● **REQUIREMENT**:
All lines in the data bearing the string "Mort" should be identified and copied.
** Start DATA FOR THIS EXERCISE **
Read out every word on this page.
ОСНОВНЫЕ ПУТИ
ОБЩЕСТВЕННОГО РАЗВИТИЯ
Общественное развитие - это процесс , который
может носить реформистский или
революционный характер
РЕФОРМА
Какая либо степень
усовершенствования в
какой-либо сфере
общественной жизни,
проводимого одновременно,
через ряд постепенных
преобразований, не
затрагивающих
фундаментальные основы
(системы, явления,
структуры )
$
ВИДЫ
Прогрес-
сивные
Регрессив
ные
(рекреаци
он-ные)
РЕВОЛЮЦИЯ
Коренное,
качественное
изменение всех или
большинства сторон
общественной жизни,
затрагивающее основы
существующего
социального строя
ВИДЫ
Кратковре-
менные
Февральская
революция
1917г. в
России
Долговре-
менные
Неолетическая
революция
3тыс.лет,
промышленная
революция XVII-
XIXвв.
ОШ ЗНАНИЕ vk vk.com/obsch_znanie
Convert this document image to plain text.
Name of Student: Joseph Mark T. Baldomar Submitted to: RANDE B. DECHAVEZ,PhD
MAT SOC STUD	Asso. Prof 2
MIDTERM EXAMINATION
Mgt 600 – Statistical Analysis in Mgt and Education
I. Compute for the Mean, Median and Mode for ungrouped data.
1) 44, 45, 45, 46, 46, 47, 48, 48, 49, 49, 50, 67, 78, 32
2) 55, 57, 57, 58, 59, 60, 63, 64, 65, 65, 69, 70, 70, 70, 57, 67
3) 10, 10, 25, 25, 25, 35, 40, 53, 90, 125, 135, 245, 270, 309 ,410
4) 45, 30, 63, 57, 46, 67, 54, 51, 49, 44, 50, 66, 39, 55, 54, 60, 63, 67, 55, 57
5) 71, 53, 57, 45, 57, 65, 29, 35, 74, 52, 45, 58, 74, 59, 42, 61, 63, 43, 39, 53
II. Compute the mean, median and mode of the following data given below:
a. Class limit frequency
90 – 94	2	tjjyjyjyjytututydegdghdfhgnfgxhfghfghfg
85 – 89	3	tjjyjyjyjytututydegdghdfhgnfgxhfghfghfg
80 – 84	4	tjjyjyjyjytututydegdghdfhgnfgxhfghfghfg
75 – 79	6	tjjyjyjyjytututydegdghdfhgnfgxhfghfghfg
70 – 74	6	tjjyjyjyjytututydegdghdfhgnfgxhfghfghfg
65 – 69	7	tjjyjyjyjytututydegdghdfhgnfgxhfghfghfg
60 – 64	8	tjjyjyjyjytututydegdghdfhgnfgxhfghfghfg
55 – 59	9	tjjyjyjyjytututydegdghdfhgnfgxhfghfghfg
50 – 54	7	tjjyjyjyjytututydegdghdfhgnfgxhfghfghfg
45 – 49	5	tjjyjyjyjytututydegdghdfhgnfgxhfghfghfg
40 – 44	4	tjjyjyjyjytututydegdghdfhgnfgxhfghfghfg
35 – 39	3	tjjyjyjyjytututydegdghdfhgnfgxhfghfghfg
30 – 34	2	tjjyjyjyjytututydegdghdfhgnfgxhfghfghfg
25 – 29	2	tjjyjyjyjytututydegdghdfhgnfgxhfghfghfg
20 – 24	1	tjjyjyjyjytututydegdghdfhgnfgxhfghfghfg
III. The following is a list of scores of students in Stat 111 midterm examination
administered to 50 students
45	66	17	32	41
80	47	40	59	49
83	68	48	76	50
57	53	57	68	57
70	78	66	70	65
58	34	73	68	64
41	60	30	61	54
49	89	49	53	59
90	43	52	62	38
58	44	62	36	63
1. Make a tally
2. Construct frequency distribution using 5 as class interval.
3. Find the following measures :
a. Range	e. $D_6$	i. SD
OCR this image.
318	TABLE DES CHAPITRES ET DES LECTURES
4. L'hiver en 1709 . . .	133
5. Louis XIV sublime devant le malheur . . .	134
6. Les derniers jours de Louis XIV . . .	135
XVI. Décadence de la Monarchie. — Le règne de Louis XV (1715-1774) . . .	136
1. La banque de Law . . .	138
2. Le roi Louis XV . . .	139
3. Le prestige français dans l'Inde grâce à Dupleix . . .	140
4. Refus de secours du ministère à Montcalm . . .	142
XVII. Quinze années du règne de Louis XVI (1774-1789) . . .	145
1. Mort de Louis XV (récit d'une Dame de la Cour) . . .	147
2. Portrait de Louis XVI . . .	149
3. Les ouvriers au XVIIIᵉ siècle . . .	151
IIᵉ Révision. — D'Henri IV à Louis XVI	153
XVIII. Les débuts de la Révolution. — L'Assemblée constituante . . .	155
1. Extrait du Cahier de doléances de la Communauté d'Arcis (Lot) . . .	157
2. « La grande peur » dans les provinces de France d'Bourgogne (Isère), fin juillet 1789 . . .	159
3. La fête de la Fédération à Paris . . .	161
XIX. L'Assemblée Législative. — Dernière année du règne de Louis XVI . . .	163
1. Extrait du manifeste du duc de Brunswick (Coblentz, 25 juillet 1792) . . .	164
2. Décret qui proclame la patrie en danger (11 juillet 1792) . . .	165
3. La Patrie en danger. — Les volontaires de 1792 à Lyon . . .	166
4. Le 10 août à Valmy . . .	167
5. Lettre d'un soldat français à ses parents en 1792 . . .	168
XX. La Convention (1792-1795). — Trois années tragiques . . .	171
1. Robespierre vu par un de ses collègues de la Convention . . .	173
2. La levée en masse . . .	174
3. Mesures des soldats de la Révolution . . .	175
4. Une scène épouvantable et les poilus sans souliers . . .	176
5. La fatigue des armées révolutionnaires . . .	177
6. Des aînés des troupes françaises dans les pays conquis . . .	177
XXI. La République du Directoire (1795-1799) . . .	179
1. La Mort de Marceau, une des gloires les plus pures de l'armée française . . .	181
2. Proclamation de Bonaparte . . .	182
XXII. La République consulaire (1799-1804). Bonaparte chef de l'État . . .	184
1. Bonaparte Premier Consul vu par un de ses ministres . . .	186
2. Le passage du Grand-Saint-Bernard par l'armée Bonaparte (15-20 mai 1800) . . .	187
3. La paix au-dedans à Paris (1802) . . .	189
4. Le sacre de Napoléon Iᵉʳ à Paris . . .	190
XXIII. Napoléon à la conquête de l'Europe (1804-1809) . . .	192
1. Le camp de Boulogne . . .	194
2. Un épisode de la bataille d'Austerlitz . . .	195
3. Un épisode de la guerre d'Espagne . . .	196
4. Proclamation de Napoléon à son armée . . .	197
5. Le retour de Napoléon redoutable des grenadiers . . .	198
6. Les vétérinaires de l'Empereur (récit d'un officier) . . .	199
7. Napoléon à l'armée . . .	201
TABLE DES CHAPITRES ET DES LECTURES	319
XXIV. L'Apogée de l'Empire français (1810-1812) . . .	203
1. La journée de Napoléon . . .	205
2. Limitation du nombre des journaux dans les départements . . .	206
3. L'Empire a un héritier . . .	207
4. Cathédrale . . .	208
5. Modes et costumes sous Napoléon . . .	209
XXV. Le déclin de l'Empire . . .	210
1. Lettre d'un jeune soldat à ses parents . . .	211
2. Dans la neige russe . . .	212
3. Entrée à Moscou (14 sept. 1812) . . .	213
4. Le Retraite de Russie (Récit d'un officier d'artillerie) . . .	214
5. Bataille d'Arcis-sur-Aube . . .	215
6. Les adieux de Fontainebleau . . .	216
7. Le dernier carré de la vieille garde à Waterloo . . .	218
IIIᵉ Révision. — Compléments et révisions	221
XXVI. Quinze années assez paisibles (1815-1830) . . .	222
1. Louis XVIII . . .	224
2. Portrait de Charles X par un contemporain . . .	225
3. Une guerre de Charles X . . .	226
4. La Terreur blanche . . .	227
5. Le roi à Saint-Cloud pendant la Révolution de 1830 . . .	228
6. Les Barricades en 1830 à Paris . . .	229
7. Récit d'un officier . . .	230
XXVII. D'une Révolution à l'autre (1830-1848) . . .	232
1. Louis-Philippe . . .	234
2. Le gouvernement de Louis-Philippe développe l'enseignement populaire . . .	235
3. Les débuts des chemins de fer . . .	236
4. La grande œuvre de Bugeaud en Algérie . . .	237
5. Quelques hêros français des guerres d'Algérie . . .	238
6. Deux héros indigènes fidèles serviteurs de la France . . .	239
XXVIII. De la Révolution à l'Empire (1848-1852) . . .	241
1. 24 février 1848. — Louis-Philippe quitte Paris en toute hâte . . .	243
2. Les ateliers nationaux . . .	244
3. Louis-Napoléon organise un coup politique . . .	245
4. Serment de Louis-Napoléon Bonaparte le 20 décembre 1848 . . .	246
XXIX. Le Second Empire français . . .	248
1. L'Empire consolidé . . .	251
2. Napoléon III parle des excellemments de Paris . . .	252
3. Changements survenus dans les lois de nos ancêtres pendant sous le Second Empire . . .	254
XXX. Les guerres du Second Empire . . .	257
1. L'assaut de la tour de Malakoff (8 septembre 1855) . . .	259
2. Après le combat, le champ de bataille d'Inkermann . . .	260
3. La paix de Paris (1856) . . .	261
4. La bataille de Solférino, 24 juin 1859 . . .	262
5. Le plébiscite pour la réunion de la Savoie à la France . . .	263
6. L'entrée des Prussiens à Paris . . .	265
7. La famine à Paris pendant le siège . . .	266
** End DATA FOR THIS EXERCISE **
● **RESPONSE**:
1. Mort de Louis XV (récit d'une Dame de la Cour) . . .	147
1. La Mort de Marceau, une des gloires les plus pures de l'armée française . . .	181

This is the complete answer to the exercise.